### Stored rows
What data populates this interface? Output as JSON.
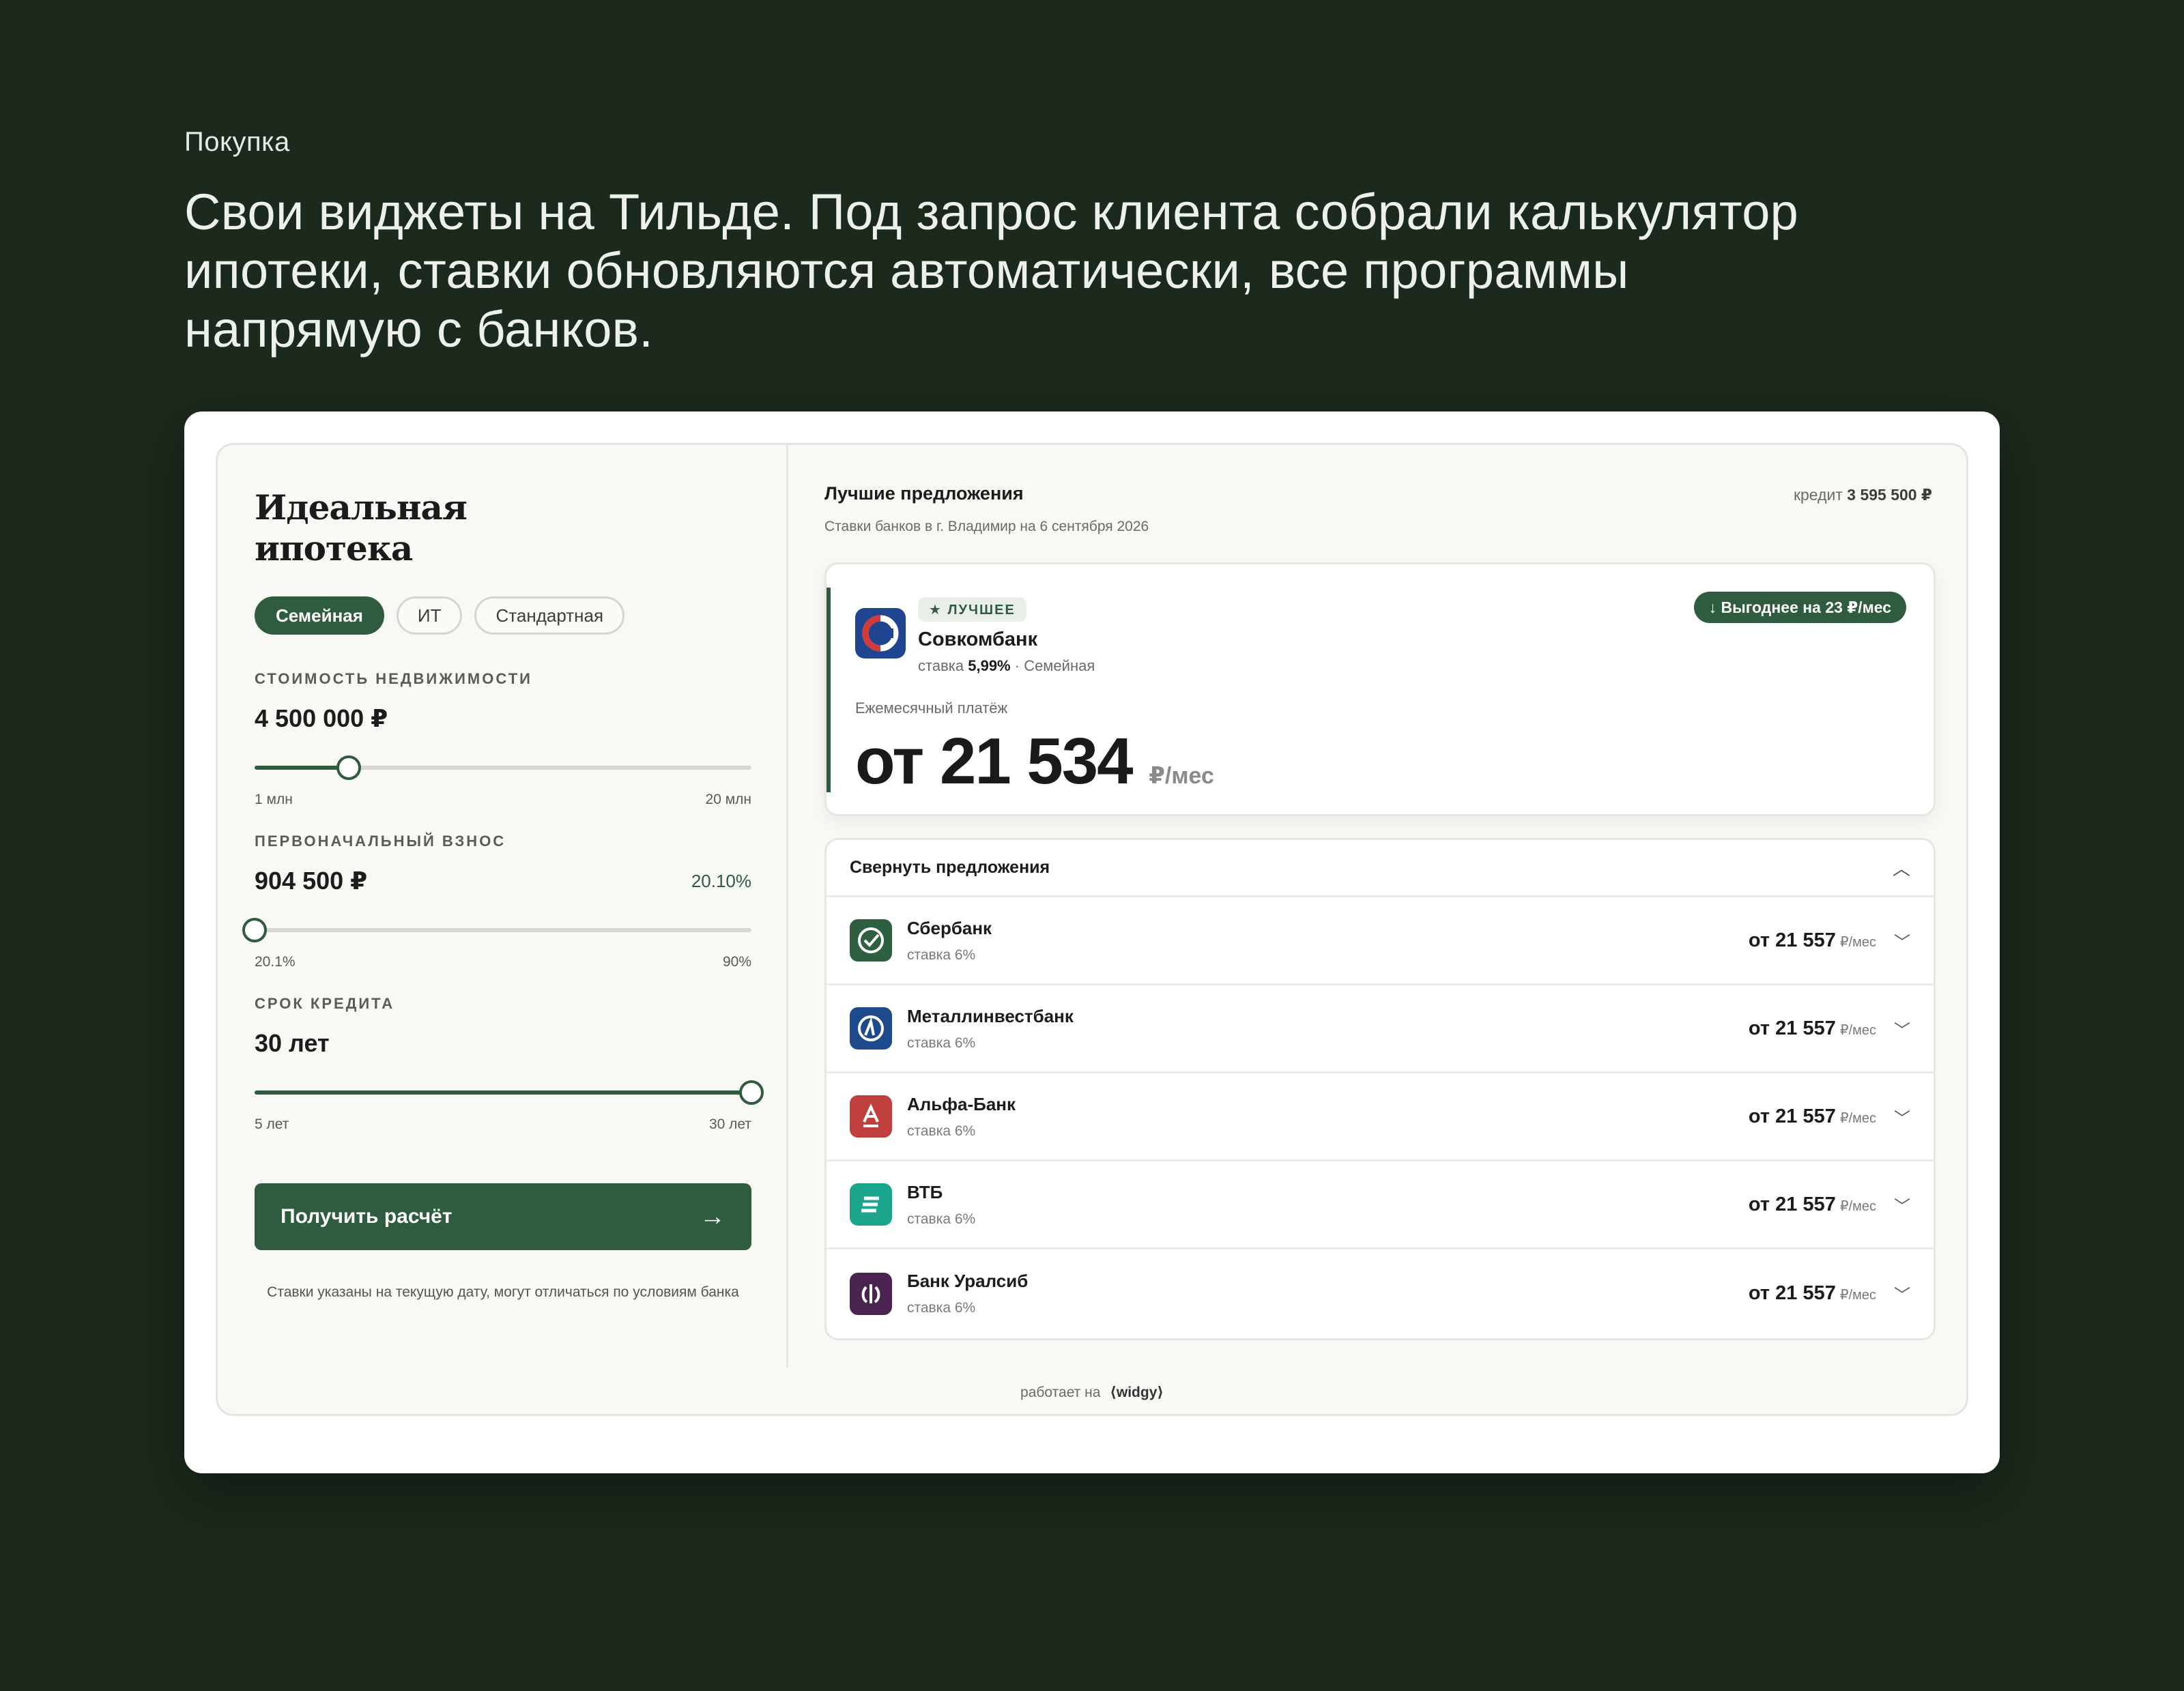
{
  "header": {
    "eyebrow": "Покупка",
    "headline_lines": [
      "Свои виджеты на Тильде. Под запрос клиента собрали  калькулятор",
      "ипотеки, ставки обновляются автоматически, все программы",
      "напрямую с банков."
    ]
  },
  "calculator": {
    "title_lines": [
      "Идеальная",
      "ипотека"
    ],
    "tabs": [
      {
        "label": "Семейная",
        "active": true
      },
      {
        "label": "ИТ",
        "active": false
      },
      {
        "label": "Стандартная",
        "active": false
      }
    ],
    "property": {
      "label": "СТОИМОСТЬ НЕДВИЖИМОСТИ",
      "value": "4 500 000 ₽",
      "min_label": "1 млн",
      "max_label": "20 млн",
      "fraction": 0.19
    },
    "down_payment": {
      "label": "ПЕРВОНАЧАЛЬНЫЙ ВЗНОС",
      "value": "904 500 ₽",
      "percent": "20.10%",
      "min_label": "20.1%",
      "max_label": "90%",
      "fraction": 0.0
    },
    "term": {
      "label": "СРОК КРЕДИТА",
      "value": "30 лет",
      "min_label": "5 лет",
      "max_label": "30 лет",
      "fraction": 1.0
    },
    "cta_label": "Получить расчёт",
    "disclaimer": "Ставки указаны на текущую дату, могут отличаться по условиям банка",
    "accent_color": "#2f5b3e"
  },
  "offers": {
    "title": "Лучшие предложения",
    "subtitle": "Ставки банков в г. Владимир на 6 сентября 2026",
    "credit_label": "кредит",
    "credit_value": "3 595 500 ₽",
    "best": {
      "badge": "★ ЛУЧШЕЕ",
      "bank": "Совкомбанк",
      "rate_prefix": "ставка",
      "rate": "5,99%",
      "program": "· Семейная",
      "savings": "↓ Выгоднее на 23 ₽/мес",
      "payment_label": "Ежемесячный платёж",
      "payment_value": "от 21 534",
      "payment_unit": "₽/мес"
    },
    "collapse_label": "Свернуть предложения",
    "list": [
      {
        "bank": "Сбербанк",
        "rate": "ставка 6%",
        "price": "от 21 557",
        "unit": "₽/мес",
        "logo_color": "#2e5f3e",
        "logo_icon": "check-icon"
      },
      {
        "bank": "Металлинвестбанк",
        "rate": "ставка 6%",
        "price": "от 21 557",
        "unit": "₽/мес",
        "logo_color": "#1d4a8c",
        "logo_icon": "metallinvest-icon"
      },
      {
        "bank": "Альфа-Банк",
        "rate": "ставка 6%",
        "price": "от 21 557",
        "unit": "₽/мес",
        "logo_color": "#c0403e",
        "logo_icon": "alfa-icon"
      },
      {
        "bank": "ВТБ",
        "rate": "ставка 6%",
        "price": "от 21 557",
        "unit": "₽/мес",
        "logo_color": "#1aa58c",
        "logo_icon": "vtb-icon"
      },
      {
        "bank": "Банк Уралсиб",
        "rate": "ставка 6%",
        "price": "от 21 557",
        "unit": "₽/мес",
        "logo_color": "#4a2350",
        "logo_icon": "uralsib-icon"
      }
    ]
  },
  "footer": {
    "powered_prefix": "работает на",
    "brand": "⟨widgy⟩"
  }
}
######
**Problem:** Every line above should be returned exactly; the pictures stay out.

**Solution:**
What data populates this interface? Output as JSON.
{
  "header": {
    "eyebrow": "Покупка",
    "headline_lines": [
      "Свои виджеты на Тильде. Под запрос клиента собрали  калькулятор",
      "ипотеки, ставки обновляются автоматически, все программы",
      "напрямую с банков."
    ]
  },
  "calculator": {
    "title_lines": [
      "Идеальная",
      "ипотека"
    ],
    "tabs": [
      {
        "label": "Семейная",
        "active": true
      },
      {
        "label": "ИТ",
        "active": false
      },
      {
        "label": "Стандартная",
        "active": false
      }
    ],
    "property": {
      "label": "СТОИМОСТЬ НЕДВИЖИМОСТИ",
      "value": "4 500 000 ₽",
      "min_label": "1 млн",
      "max_label": "20 млн",
      "fraction": 0.19
    },
    "down_payment": {
      "label": "ПЕРВОНАЧАЛЬНЫЙ ВЗНОС",
      "value": "904 500 ₽",
      "percent": "20.10%",
      "min_label": "20.1%",
      "max_label": "90%",
      "fraction": 0.0
    },
    "term": {
      "label": "СРОК КРЕДИТА",
      "value": "30 лет",
      "min_label": "5 лет",
      "max_label": "30 лет",
      "fraction": 1.0
    },
    "cta_label": "Получить расчёт",
    "disclaimer": "Ставки указаны на текущую дату, могут отличаться по условиям банка",
    "accent_color": "#2f5b3e"
  },
  "offers": {
    "title": "Лучшие предложения",
    "subtitle": "Ставки банков в г. Владимир на 6 сентября 2026",
    "credit_label": "кредит",
    "credit_value": "3 595 500 ₽",
    "best": {
      "badge": "★ ЛУЧШЕЕ",
      "bank": "Совкомбанк",
      "rate_prefix": "ставка",
      "rate": "5,99%",
      "program": "· Семейная",
      "savings": "↓ Выгоднее на 23 ₽/мес",
      "payment_label": "Ежемесячный платёж",
      "payment_value": "от 21 534",
      "payment_unit": "₽/мес"
    },
    "collapse_label": "Свернуть предложения",
    "list": [
      {
        "bank": "Сбербанк",
        "rate": "ставка 6%",
        "price": "от 21 557",
        "unit": "₽/мес",
        "logo_color": "#2e5f3e",
        "logo_icon": "check-icon"
      },
      {
        "bank": "Металлинвестбанк",
        "rate": "ставка 6%",
        "price": "от 21 557",
        "unit": "₽/мес",
        "logo_color": "#1d4a8c",
        "logo_icon": "metallinvest-icon"
      },
      {
        "bank": "Альфа-Банк",
        "rate": "ставка 6%",
        "price": "от 21 557",
        "unit": "₽/мес",
        "logo_color": "#c0403e",
        "logo_icon": "alfa-icon"
      },
      {
        "bank": "ВТБ",
        "rate": "ставка 6%",
        "price": "от 21 557",
        "unit": "₽/мес",
        "logo_color": "#1aa58c",
        "logo_icon": "vtb-icon"
      },
      {
        "bank": "Банк Уралсиб",
        "rate": "ставка 6%",
        "price": "от 21 557",
        "unit": "₽/мес",
        "logo_color": "#4a2350",
        "logo_icon": "uralsib-icon"
      }
    ]
  },
  "footer": {
    "powered_prefix": "работает на",
    "brand": "⟨widgy⟩"
  }
}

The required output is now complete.